A block of data:
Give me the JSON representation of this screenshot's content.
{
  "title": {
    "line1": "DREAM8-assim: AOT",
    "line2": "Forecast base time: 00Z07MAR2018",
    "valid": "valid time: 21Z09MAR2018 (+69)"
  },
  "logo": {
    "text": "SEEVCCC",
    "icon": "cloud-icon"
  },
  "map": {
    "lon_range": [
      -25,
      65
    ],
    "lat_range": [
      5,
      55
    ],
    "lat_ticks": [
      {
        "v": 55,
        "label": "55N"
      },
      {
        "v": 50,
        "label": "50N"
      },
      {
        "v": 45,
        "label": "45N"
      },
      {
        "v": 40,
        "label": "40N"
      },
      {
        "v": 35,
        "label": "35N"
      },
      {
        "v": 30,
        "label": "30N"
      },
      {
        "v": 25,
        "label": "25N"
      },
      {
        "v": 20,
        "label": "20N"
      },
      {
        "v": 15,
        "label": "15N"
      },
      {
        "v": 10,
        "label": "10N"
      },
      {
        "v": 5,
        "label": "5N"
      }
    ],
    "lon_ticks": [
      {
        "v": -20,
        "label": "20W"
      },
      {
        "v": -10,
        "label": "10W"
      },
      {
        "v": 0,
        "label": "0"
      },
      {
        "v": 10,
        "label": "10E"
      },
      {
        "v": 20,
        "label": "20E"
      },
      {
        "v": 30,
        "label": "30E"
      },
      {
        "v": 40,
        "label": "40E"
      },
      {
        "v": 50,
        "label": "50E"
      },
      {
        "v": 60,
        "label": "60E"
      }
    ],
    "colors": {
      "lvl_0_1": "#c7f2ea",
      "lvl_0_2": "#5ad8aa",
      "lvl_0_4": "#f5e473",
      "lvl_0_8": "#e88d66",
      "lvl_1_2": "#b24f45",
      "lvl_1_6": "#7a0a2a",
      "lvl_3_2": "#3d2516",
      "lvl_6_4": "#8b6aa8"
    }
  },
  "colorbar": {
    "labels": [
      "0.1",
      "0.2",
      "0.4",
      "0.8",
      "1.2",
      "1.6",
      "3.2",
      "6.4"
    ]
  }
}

*Given problem:* Pull out each record as written and restate it exactly.

*Result of the task:*
Give me the JSON representation of this screenshot's content.
{
  "title": {
    "line1": "DREAM8-assim: AOT",
    "line2": "Forecast base time: 00Z07MAR2018",
    "valid": "valid time: 21Z09MAR2018 (+69)"
  },
  "logo": {
    "text": "SEEVCCC",
    "icon": "cloud-icon"
  },
  "map": {
    "lon_range": [
      -25,
      65
    ],
    "lat_range": [
      5,
      55
    ],
    "lat_ticks": [
      {
        "v": 55,
        "label": "55N"
      },
      {
        "v": 50,
        "label": "50N"
      },
      {
        "v": 45,
        "label": "45N"
      },
      {
        "v": 40,
        "label": "40N"
      },
      {
        "v": 35,
        "label": "35N"
      },
      {
        "v": 30,
        "label": "30N"
      },
      {
        "v": 25,
        "label": "25N"
      },
      {
        "v": 20,
        "label": "20N"
      },
      {
        "v": 15,
        "label": "15N"
      },
      {
        "v": 10,
        "label": "10N"
      },
      {
        "v": 5,
        "label": "5N"
      }
    ],
    "lon_ticks": [
      {
        "v": -20,
        "label": "20W"
      },
      {
        "v": -10,
        "label": "10W"
      },
      {
        "v": 0,
        "label": "0"
      },
      {
        "v": 10,
        "label": "10E"
      },
      {
        "v": 20,
        "label": "20E"
      },
      {
        "v": 30,
        "label": "30E"
      },
      {
        "v": 40,
        "label": "40E"
      },
      {
        "v": 50,
        "label": "50E"
      },
      {
        "v": 60,
        "label": "60E"
      }
    ],
    "colors": {
      "lvl_0_1": "#c7f2ea",
      "lvl_0_2": "#5ad8aa",
      "lvl_0_4": "#f5e473",
      "lvl_0_8": "#e88d66",
      "lvl_1_2": "#b24f45",
      "lvl_1_6": "#7a0a2a",
      "lvl_3_2": "#3d2516",
      "lvl_6_4": "#8b6aa8"
    }
  },
  "colorbar": {
    "labels": [
      "0.1",
      "0.2",
      "0.4",
      "0.8",
      "1.2",
      "1.6",
      "3.2",
      "6.4"
    ]
  }
}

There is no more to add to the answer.